#### [AIM OF THE TASK]
Using the entries below, output exactly the line containing "Convert this document image to plain text." and all lines that follow it to the end.

#### [DATASET CONTENT]
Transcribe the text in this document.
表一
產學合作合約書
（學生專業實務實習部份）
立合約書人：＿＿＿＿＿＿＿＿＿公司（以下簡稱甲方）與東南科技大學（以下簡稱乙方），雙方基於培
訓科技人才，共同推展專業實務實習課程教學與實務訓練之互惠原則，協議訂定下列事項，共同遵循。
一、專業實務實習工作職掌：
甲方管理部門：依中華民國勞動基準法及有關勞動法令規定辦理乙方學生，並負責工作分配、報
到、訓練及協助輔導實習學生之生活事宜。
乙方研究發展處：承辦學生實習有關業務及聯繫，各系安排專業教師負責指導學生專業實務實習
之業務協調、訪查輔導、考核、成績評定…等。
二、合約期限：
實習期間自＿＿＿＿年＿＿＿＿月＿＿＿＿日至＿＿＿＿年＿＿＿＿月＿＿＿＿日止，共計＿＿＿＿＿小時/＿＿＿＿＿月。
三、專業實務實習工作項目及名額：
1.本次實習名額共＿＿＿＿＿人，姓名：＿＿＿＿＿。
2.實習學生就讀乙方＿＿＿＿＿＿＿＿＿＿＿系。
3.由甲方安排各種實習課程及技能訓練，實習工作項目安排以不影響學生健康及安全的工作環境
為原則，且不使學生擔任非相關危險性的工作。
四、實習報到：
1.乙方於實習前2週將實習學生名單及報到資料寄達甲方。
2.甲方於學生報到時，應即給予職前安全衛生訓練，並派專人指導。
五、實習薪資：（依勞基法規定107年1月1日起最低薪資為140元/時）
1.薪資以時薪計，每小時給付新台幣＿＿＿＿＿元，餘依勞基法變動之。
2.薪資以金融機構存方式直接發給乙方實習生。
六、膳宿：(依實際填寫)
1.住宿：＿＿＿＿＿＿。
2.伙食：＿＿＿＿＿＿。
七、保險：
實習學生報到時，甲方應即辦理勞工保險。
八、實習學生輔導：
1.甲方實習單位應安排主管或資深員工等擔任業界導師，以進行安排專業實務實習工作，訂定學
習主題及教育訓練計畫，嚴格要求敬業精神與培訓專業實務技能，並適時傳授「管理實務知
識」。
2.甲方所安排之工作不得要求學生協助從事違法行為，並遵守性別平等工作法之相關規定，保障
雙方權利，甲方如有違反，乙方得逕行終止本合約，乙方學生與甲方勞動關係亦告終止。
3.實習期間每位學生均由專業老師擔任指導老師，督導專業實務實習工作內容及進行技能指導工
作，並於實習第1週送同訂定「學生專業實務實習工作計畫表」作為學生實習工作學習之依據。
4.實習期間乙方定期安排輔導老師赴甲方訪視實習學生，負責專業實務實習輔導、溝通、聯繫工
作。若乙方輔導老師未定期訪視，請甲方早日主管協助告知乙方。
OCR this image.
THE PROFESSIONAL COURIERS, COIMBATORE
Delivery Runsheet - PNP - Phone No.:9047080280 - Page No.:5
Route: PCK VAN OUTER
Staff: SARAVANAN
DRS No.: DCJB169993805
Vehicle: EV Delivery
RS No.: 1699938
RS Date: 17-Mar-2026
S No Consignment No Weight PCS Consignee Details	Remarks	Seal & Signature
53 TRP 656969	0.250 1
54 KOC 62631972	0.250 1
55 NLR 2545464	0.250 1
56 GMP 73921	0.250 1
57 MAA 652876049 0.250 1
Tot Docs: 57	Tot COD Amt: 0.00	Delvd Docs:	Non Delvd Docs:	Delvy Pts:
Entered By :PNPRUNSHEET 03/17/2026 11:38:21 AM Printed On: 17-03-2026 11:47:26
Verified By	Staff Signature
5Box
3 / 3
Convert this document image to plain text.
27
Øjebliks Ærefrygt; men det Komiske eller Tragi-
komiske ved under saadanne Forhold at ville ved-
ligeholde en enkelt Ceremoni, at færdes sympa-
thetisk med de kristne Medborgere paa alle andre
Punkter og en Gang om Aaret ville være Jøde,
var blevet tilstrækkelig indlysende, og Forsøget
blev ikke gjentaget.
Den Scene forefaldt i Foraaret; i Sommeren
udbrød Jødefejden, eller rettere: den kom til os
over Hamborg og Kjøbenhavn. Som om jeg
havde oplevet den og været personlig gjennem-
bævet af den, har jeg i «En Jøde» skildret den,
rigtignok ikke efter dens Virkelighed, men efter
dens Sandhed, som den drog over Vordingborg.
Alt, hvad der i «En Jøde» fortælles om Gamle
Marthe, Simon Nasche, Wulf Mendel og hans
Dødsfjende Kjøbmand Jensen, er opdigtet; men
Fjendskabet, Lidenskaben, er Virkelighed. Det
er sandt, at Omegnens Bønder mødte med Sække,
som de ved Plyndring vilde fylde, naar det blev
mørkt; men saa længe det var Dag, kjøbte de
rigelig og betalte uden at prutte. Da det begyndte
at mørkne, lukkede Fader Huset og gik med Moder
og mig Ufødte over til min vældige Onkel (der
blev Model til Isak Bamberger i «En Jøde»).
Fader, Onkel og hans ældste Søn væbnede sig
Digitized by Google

#### [EXERCISE RESPONSE]
Convert this document image to plain text.
27
Øjebliks Ærefrygt; men det Komiske eller Tragi-
komiske ved under saadanne Forhold at ville ved-
ligeholde en enkelt Ceremoni, at færdes sympa-
thetisk med de kristne Medborgere paa alle andre
Punkter og en Gang om Aaret ville være Jøde,
var blevet tilstrækkelig indlysende, og Forsøget
blev ikke gjentaget.
Den Scene forefaldt i Foraaret; i Sommeren
udbrød Jødefejden, eller rettere: den kom til os
over Hamborg og Kjøbenhavn. Som om jeg
havde oplevet den og været personlig gjennem-
bævet af den, har jeg i «En Jøde» skildret den,
rigtignok ikke efter dens Virkelighed, men efter
dens Sandhed, som den drog over Vordingborg.
Alt, hvad der i «En Jøde» fortælles om Gamle
Marthe, Simon Nasche, Wulf Mendel og hans
Dødsfjende Kjøbmand Jensen, er opdigtet; men
Fjendskabet, Lidenskaben, er Virkelighed. Det
er sandt, at Omegnens Bønder mødte med Sække,
som de ved Plyndring vilde fylde, naar det blev
mørkt; men saa længe det var Dag, kjøbte de
rigelig og betalte uden at prutte. Da det begyndte
at mørkne, lukkede Fader Huset og gik med Moder
og mig Ufødte over til min vældige Onkel (der
blev Model til Isak Bamberger i «En Jøde»).
Fader, Onkel og hans ældste Søn væbnede sig
Digitized by Google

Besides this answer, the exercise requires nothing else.